▶ **Set problem**: Copy out the entries below in full and exactly.

(Structured figure records)
+++
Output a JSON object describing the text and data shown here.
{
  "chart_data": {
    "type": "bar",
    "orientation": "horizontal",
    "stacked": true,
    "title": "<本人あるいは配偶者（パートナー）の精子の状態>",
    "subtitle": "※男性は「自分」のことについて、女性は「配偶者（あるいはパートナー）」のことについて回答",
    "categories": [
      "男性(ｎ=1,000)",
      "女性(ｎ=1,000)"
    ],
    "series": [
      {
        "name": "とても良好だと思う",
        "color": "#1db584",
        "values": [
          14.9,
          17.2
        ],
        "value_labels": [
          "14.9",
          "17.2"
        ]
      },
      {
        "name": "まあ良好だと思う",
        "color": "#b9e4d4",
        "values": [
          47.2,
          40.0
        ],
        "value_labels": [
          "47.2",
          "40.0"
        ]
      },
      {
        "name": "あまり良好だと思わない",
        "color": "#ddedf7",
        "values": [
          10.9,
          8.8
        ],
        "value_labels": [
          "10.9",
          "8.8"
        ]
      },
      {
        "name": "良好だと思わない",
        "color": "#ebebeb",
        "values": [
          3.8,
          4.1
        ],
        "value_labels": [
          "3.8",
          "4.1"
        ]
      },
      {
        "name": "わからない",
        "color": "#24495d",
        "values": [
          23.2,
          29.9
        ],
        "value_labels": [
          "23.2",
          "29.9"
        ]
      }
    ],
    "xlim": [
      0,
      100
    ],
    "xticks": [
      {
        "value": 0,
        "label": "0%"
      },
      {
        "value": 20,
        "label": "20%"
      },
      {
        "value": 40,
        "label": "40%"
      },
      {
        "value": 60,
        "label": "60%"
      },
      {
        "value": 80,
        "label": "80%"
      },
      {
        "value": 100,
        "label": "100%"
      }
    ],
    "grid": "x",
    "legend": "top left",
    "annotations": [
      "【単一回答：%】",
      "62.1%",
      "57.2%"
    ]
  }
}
+++
▶ **Solution for this task**:
Output a JSON object describing the text and data shown here.
{
  "chart_data": {
    "type": "bar",
    "orientation": "horizontal",
    "stacked": true,
    "title": "<本人あるいは配偶者（パートナー）の精子の状態>",
    "subtitle": "※男性は「自分」のことについて、女性は「配偶者（あるいはパートナー）」のことについて回答",
    "categories": [
      "男性(ｎ=1,000)",
      "女性(ｎ=1,000)"
    ],
    "series": [
      {
        "name": "とても良好だと思う",
        "color": "#1db584",
        "values": [
          14.9,
          17.2
        ],
        "value_labels": [
          "14.9",
          "17.2"
        ]
      },
      {
        "name": "まあ良好だと思う",
        "color": "#b9e4d4",
        "values": [
          47.2,
          40.0
        ],
        "value_labels": [
          "47.2",
          "40.0"
        ]
      },
      {
        "name": "あまり良好だと思わない",
        "color": "#ddedf7",
        "values": [
          10.9,
          8.8
        ],
        "value_labels": [
          "10.9",
          "8.8"
        ]
      },
      {
        "name": "良好だと思わない",
        "color": "#ebebeb",
        "values": [
          3.8,
          4.1
        ],
        "value_labels": [
          "3.8",
          "4.1"
        ]
      },
      {
        "name": "わからない",
        "color": "#24495d",
        "values": [
          23.2,
          29.9
        ],
        "value_labels": [
          "23.2",
          "29.9"
        ]
      }
    ],
    "xlim": [
      0,
      100
    ],
    "xticks": [
      {
        "value": 0,
        "label": "0%"
      },
      {
        "value": 20,
        "label": "20%"
      },
      {
        "value": 40,
        "label": "40%"
      },
      {
        "value": 60,
        "label": "60%"
      },
      {
        "value": 80,
        "label": "80%"
      },
      {
        "value": 100,
        "label": "100%"
      }
    ],
    "grid": "x",
    "legend": "top left",
    "annotations": [
      "【単一回答：%】",
      "62.1%",
      "57.2%"
    ]
  }
}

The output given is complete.